[Dataset records on visual material]
## START
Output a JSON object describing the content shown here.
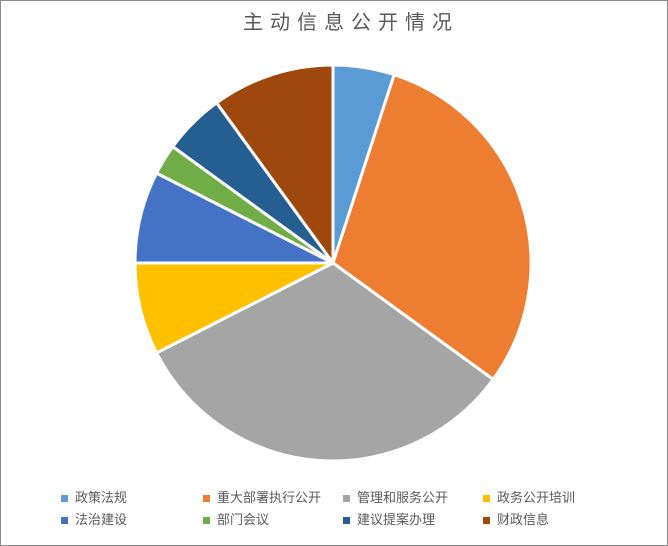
{
  "chart_data": {
    "type": "pie",
    "title": "主动信息公开情况",
    "categories": [
      "政策法规",
      "重大部署执行公开",
      "管理和服务公开",
      "政务公开培训",
      "法治建设",
      "部门会议",
      "建议提案办理",
      "财政信息"
    ],
    "values": [
      5,
      30,
      32.5,
      7.5,
      7.5,
      2.5,
      5,
      10
    ],
    "values_note": "percent share estimated from slice angles (18,108,117,27,27,9,18,36 degrees)",
    "colors": [
      "#5B9BD5",
      "#ED7D31",
      "#A5A5A5",
      "#FFC000",
      "#4472C4",
      "#70AD47",
      "#255E91",
      "#9E480E"
    ],
    "slice_border_color": "#FFFFFF",
    "start_angle_deg": 0,
    "direction": "clockwise",
    "legend_position": "bottom",
    "legend_rows": 2,
    "legend_columns": 4,
    "title_color": "#595959",
    "legend_text_color": "#595959",
    "background_color": "#FFFFFF",
    "frame_border_color": "#8C8C8C"
  }
}
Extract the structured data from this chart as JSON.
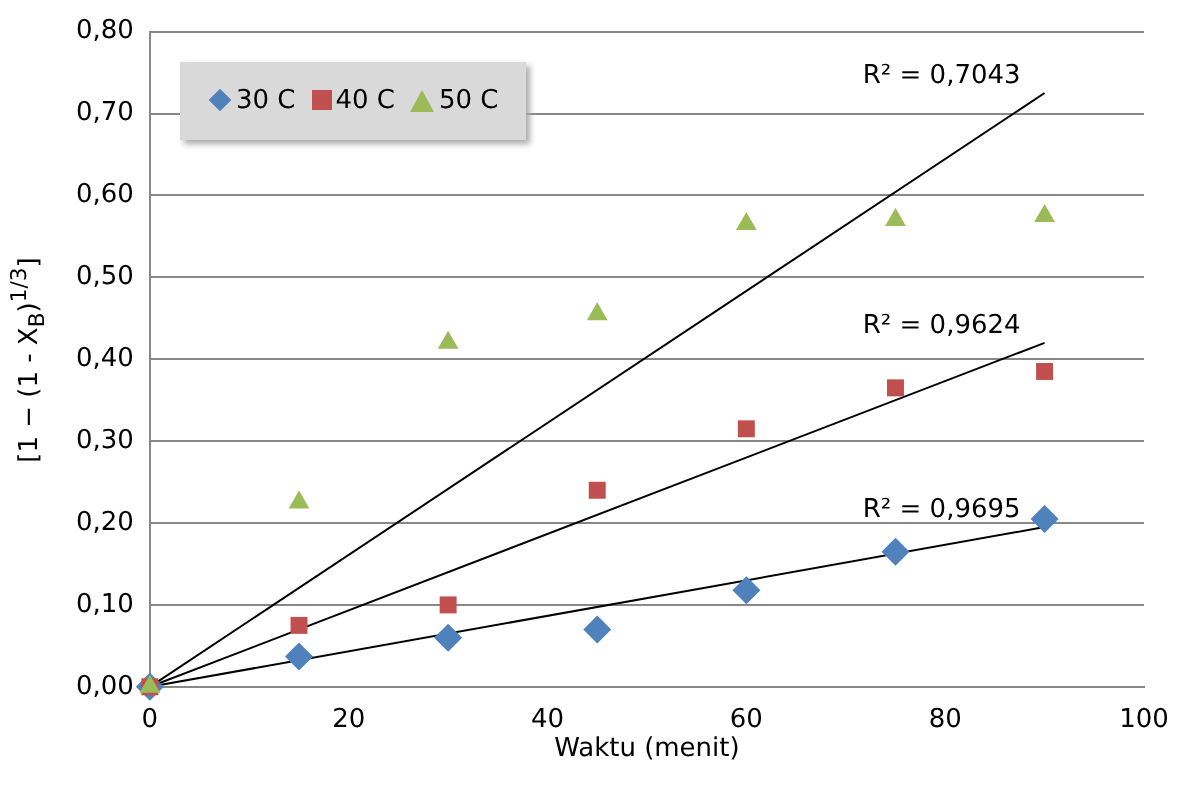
{
  "chart_data": {
    "type": "scatter",
    "xlabel": "Waktu (menit)",
    "ylabel": "[1 − (1 - X$_{B}$)$^{1/3}$]",
    "x": [
      0,
      15,
      30,
      45,
      60,
      75,
      90
    ],
    "series": [
      {
        "name": "30 C",
        "color": "#4f81bd",
        "marker": "diamond",
        "values": [
          0,
          0.037,
          0.06,
          0.07,
          0.118,
          0.165,
          0.205
        ]
      },
      {
        "name": "40 C",
        "color": "#c0504d",
        "marker": "square",
        "values": [
          0,
          0.075,
          0.1,
          0.24,
          0.315,
          0.365,
          0.385
        ]
      },
      {
        "name": "50 C",
        "color": "#9bbb59",
        "marker": "triangle",
        "values": [
          0,
          0.225,
          0.42,
          0.455,
          0.565,
          0.57,
          0.575
        ]
      },
      {
        "type": "line",
        "color": "#000000",
        "marker": "none",
        "values": [
          0,
          null,
          null,
          null,
          null,
          null,
          0.195
        ]
      },
      {
        "type": "line",
        "color": "#000000",
        "marker": "none",
        "values": [
          0,
          null,
          null,
          null,
          null,
          null,
          0.42
        ]
      },
      {
        "type": "line",
        "color": "#000000",
        "marker": "none",
        "values": [
          0,
          null,
          null,
          null,
          null,
          null,
          0.725
        ]
      }
    ],
    "annotations": [
      "R² = 0,9695",
      "R² = 0,9624",
      "R² = 0,7043"
    ],
    "xlim": [
      0,
      100
    ],
    "xticks": [
      0,
      20,
      40,
      60,
      80,
      100
    ],
    "ylim": [
      0,
      0.8
    ],
    "yticks": [
      {
        "value": 0,
        "label": "0,00"
      },
      {
        "value": 0.1,
        "label": "0,10"
      },
      {
        "value": 0.2,
        "label": "0,20"
      },
      {
        "value": 0.3,
        "label": "0,30"
      },
      {
        "value": 0.4,
        "label": "0,40"
      },
      {
        "value": 0.5,
        "label": "0,50"
      },
      {
        "value": 0.6,
        "label": "0,60"
      },
      {
        "value": 0.7,
        "label": "0,70"
      },
      {
        "value": 0.8,
        "label": "0,80"
      }
    ],
    "grid": "y",
    "legend": "top left"
  }
}
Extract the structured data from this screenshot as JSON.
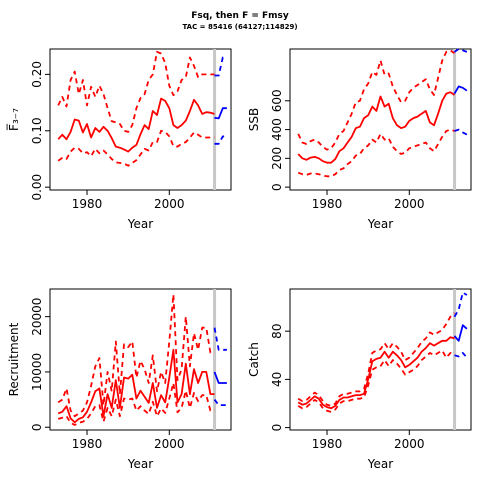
{
  "header": {
    "title": "Fsq, then F = Fmsy",
    "subtitle": "TAC = 85416 (64127;114829)"
  },
  "colors": {
    "history": "#ff0000",
    "forecast": "#0000ff",
    "divider": "#c8c8c8"
  },
  "chart_data": [
    {
      "type": "line",
      "panel": "fbar",
      "xlabel": "Year",
      "ylabel": "F̅₃₋₇",
      "xlim": [
        1971,
        2015
      ],
      "ylim": [
        -0.005,
        0.245
      ],
      "xticks": [
        1980,
        2000
      ],
      "yticks": [
        0.0,
        0.1,
        0.2
      ],
      "ytick_labels": [
        "0.00",
        "0.10",
        "0.20"
      ],
      "vline": 2011,
      "history_x": [
        1973,
        1974,
        1975,
        1976,
        1977,
        1978,
        1979,
        1980,
        1981,
        1982,
        1983,
        1984,
        1985,
        1986,
        1987,
        1988,
        1989,
        1990,
        1991,
        1992,
        1993,
        1994,
        1995,
        1996,
        1997,
        1998,
        1999,
        2000,
        2001,
        2002,
        2003,
        2004,
        2005,
        2006,
        2007,
        2008,
        2009,
        2010,
        2011
      ],
      "history": [
        {
          "name": "median",
          "style": "solid",
          "values": [
            0.085,
            0.093,
            0.085,
            0.098,
            0.12,
            0.118,
            0.097,
            0.112,
            0.088,
            0.105,
            0.098,
            0.107,
            0.1,
            0.087,
            0.072,
            0.07,
            0.067,
            0.063,
            0.07,
            0.075,
            0.094,
            0.11,
            0.103,
            0.135,
            0.128,
            0.157,
            0.153,
            0.14,
            0.11,
            0.105,
            0.11,
            0.118,
            0.135,
            0.155,
            0.145,
            0.13,
            0.133,
            0.132,
            0.13
          ]
        },
        {
          "name": "upper",
          "style": "dashed",
          "values": [
            0.145,
            0.16,
            0.143,
            0.19,
            0.205,
            0.165,
            0.19,
            0.145,
            0.178,
            0.16,
            0.18,
            0.165,
            0.14,
            0.117,
            0.115,
            0.112,
            0.1,
            0.098,
            0.11,
            0.14,
            0.158,
            0.165,
            0.19,
            0.2,
            0.24,
            0.237,
            0.22,
            0.18,
            0.163,
            0.17,
            0.19,
            0.195,
            0.23,
            0.215,
            0.195,
            0.2,
            0.2,
            0.2,
            0.2
          ]
        },
        {
          "name": "lower",
          "style": "dashed",
          "values": [
            0.047,
            0.052,
            0.05,
            0.063,
            0.07,
            0.068,
            0.06,
            0.062,
            0.055,
            0.068,
            0.06,
            0.065,
            0.058,
            0.05,
            0.044,
            0.043,
            0.042,
            0.038,
            0.043,
            0.048,
            0.058,
            0.068,
            0.065,
            0.08,
            0.08,
            0.1,
            0.098,
            0.09,
            0.073,
            0.072,
            0.077,
            0.08,
            0.088,
            0.097,
            0.093,
            0.088,
            0.088,
            0.088,
            0.088
          ]
        }
      ],
      "forecast_x": [
        2011,
        2012,
        2013,
        2014
      ],
      "forecast": [
        {
          "name": "median",
          "style": "solid",
          "values": [
            0.123,
            0.122,
            0.14,
            0.14
          ]
        },
        {
          "name": "upper",
          "style": "dashed",
          "values": [
            0.198,
            0.198,
            0.23,
            0.23
          ]
        },
        {
          "name": "lower",
          "style": "dashed",
          "values": [
            0.077,
            0.077,
            0.09,
            0.09
          ]
        }
      ]
    },
    {
      "type": "line",
      "panel": "ssb",
      "xlabel": "Year",
      "ylabel": "SSB",
      "xlim": [
        1971,
        2015
      ],
      "ylim": [
        -20,
        960
      ],
      "xticks": [
        1980,
        2000
      ],
      "yticks": [
        0,
        200,
        400,
        600
      ],
      "ytick_labels": [
        "0",
        "200",
        "400",
        "600"
      ],
      "vline": 2011,
      "history_x": [
        1973,
        1974,
        1975,
        1976,
        1977,
        1978,
        1979,
        1980,
        1981,
        1982,
        1983,
        1984,
        1985,
        1986,
        1987,
        1988,
        1989,
        1990,
        1991,
        1992,
        1993,
        1994,
        1995,
        1996,
        1997,
        1998,
        1999,
        2000,
        2001,
        2002,
        2003,
        2004,
        2005,
        2006,
        2007,
        2008,
        2009,
        2010,
        2011
      ],
      "history": [
        {
          "name": "median",
          "style": "solid",
          "values": [
            230,
            200,
            190,
            205,
            210,
            200,
            180,
            170,
            170,
            195,
            250,
            270,
            310,
            350,
            410,
            420,
            480,
            500,
            560,
            530,
            630,
            560,
            580,
            480,
            430,
            410,
            420,
            460,
            480,
            490,
            510,
            530,
            450,
            430,
            510,
            600,
            650,
            660,
            640
          ]
        },
        {
          "name": "upper",
          "style": "dashed",
          "values": [
            370,
            310,
            300,
            320,
            330,
            310,
            280,
            260,
            270,
            310,
            370,
            390,
            450,
            510,
            590,
            600,
            680,
            720,
            800,
            780,
            880,
            780,
            790,
            700,
            640,
            590,
            600,
            660,
            690,
            710,
            730,
            750,
            680,
            640,
            760,
            880,
            940,
            950,
            930
          ]
        },
        {
          "name": "lower",
          "style": "dashed",
          "values": [
            100,
            90,
            85,
            95,
            95,
            90,
            80,
            75,
            75,
            90,
            120,
            130,
            160,
            180,
            220,
            230,
            270,
            290,
            330,
            310,
            370,
            330,
            340,
            280,
            250,
            230,
            240,
            270,
            280,
            290,
            300,
            310,
            270,
            250,
            300,
            350,
            390,
            400,
            390
          ]
        }
      ],
      "forecast_x": [
        2011,
        2012,
        2013,
        2014
      ],
      "forecast": [
        {
          "name": "median",
          "style": "solid",
          "values": [
            650,
            700,
            690,
            670
          ]
        },
        {
          "name": "upper",
          "style": "dashed",
          "values": [
            940,
            960,
            950,
            940
          ]
        },
        {
          "name": "lower",
          "style": "dashed",
          "values": [
            390,
            400,
            380,
            365
          ]
        }
      ]
    },
    {
      "type": "line",
      "panel": "recruitment",
      "xlabel": "Year",
      "ylabel": "Recruitment",
      "xlim": [
        1971,
        2015
      ],
      "ylim": [
        -500,
        25000
      ],
      "xticks": [
        1980,
        2000
      ],
      "yticks": [
        0,
        10000,
        20000
      ],
      "ytick_labels": [
        "0",
        "10000",
        "20000"
      ],
      "vline": 2011,
      "history_x": [
        1973,
        1974,
        1975,
        1976,
        1977,
        1978,
        1979,
        1980,
        1981,
        1982,
        1983,
        1984,
        1985,
        1986,
        1987,
        1988,
        1989,
        1990,
        1991,
        1992,
        1993,
        1994,
        1995,
        1996,
        1997,
        1998,
        1999,
        2000,
        2001,
        2002,
        2003,
        2004,
        2005,
        2006,
        2007,
        2008,
        2009,
        2010,
        2011
      ],
      "history": [
        {
          "name": "median",
          "style": "solid",
          "values": [
            2500,
            2800,
            3800,
            1600,
            900,
            1500,
            1800,
            2800,
            4500,
            6500,
            7000,
            2000,
            6000,
            3500,
            8500,
            3500,
            9000,
            8800,
            9500,
            5200,
            6600,
            5500,
            4400,
            8000,
            3500,
            5800,
            4500,
            9000,
            14000,
            4500,
            6000,
            11500,
            6000,
            10500,
            8000,
            10000,
            10000,
            6000,
            6000
          ]
        },
        {
          "name": "upper",
          "style": "dashed",
          "values": [
            4500,
            5000,
            7000,
            3000,
            2000,
            2500,
            3000,
            4500,
            7500,
            11000,
            12500,
            4000,
            10000,
            6500,
            15500,
            6000,
            15000,
            14500,
            15500,
            9000,
            12000,
            10500,
            8000,
            13000,
            6500,
            10000,
            8000,
            15500,
            24000,
            8500,
            10500,
            20000,
            11000,
            17000,
            14000,
            18000,
            18000,
            13500,
            13500
          ]
        },
        {
          "name": "lower",
          "style": "dashed",
          "values": [
            1500,
            1700,
            2000,
            800,
            400,
            800,
            1000,
            1500,
            2500,
            3800,
            4000,
            1000,
            3500,
            2000,
            5000,
            2000,
            5200,
            5000,
            5200,
            3000,
            3800,
            3000,
            2400,
            4600,
            2000,
            3400,
            2600,
            5200,
            8000,
            2700,
            3500,
            6600,
            3500,
            6200,
            4700,
            5800,
            5800,
            3000,
            3000
          ]
        }
      ],
      "forecast_x": [
        2011,
        2012,
        2013,
        2014
      ],
      "forecast": [
        {
          "name": "median",
          "style": "solid",
          "values": [
            10000,
            8000,
            8000,
            8000
          ]
        },
        {
          "name": "upper",
          "style": "dashed",
          "values": [
            18000,
            14000,
            14000,
            14000
          ]
        },
        {
          "name": "lower",
          "style": "dashed",
          "values": [
            5000,
            4000,
            4000,
            4000
          ]
        }
      ]
    },
    {
      "type": "line",
      "panel": "catch",
      "xlabel": "Year",
      "ylabel": "Catch",
      "xlim": [
        1971,
        2015
      ],
      "ylim": [
        -2,
        115
      ],
      "xticks": [
        1980,
        2000
      ],
      "yticks": [
        0,
        40,
        80
      ],
      "ytick_labels": [
        "0",
        "40",
        "80"
      ],
      "vline": 2011,
      "history_x": [
        1973,
        1974,
        1975,
        1976,
        1977,
        1978,
        1979,
        1980,
        1981,
        1982,
        1983,
        1984,
        1985,
        1986,
        1987,
        1988,
        1989,
        1990,
        1991,
        1992,
        1993,
        1994,
        1995,
        1996,
        1997,
        1998,
        1999,
        2000,
        2001,
        2002,
        2003,
        2004,
        2005,
        2006,
        2007,
        2008,
        2009,
        2010,
        2011
      ],
      "history": [
        {
          "name": "median",
          "style": "solid",
          "values": [
            21,
            19,
            20,
            23,
            26,
            24,
            19,
            17,
            16,
            18,
            23,
            25,
            25,
            26,
            27,
            27,
            28,
            40,
            55,
            57,
            58,
            63,
            58,
            63,
            60,
            56,
            50,
            52,
            55,
            58,
            63,
            66,
            70,
            68,
            70,
            72,
            72,
            75,
            74
          ]
        },
        {
          "name": "upper",
          "style": "dashed",
          "values": [
            24,
            22,
            23,
            26,
            29,
            27,
            22,
            19,
            18,
            20,
            26,
            28,
            28,
            29,
            30,
            30,
            32,
            45,
            62,
            64,
            65,
            70,
            65,
            70,
            67,
            63,
            56,
            58,
            62,
            66,
            71,
            74,
            79,
            77,
            79,
            81,
            86,
            92,
            95
          ]
        },
        {
          "name": "lower",
          "style": "dashed",
          "values": [
            18,
            16,
            17,
            20,
            23,
            21,
            16,
            14,
            13,
            15,
            20,
            22,
            22,
            23,
            24,
            24,
            25,
            35,
            48,
            50,
            51,
            56,
            51,
            56,
            53,
            49,
            44,
            46,
            48,
            51,
            56,
            59,
            62,
            60,
            62,
            64,
            58,
            62,
            60
          ]
        }
      ],
      "forecast_x": [
        2011,
        2012,
        2013,
        2014
      ],
      "forecast": [
        {
          "name": "median",
          "style": "solid",
          "values": [
            76,
            72,
            85,
            82
          ]
        },
        {
          "name": "upper",
          "style": "dashed",
          "values": [
            92,
            98,
            112,
            110
          ]
        },
        {
          "name": "lower",
          "style": "dashed",
          "values": [
            60,
            59,
            62,
            58
          ]
        }
      ]
    }
  ]
}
## END
--- AIM ---
Single out each line of the records above with the string "FFFFFF" in it, and copy it.

--- FINISHED EXERCISE ---
    "slice_border_color": "#FFFFFF",
    "background_color": "#FFFFFF",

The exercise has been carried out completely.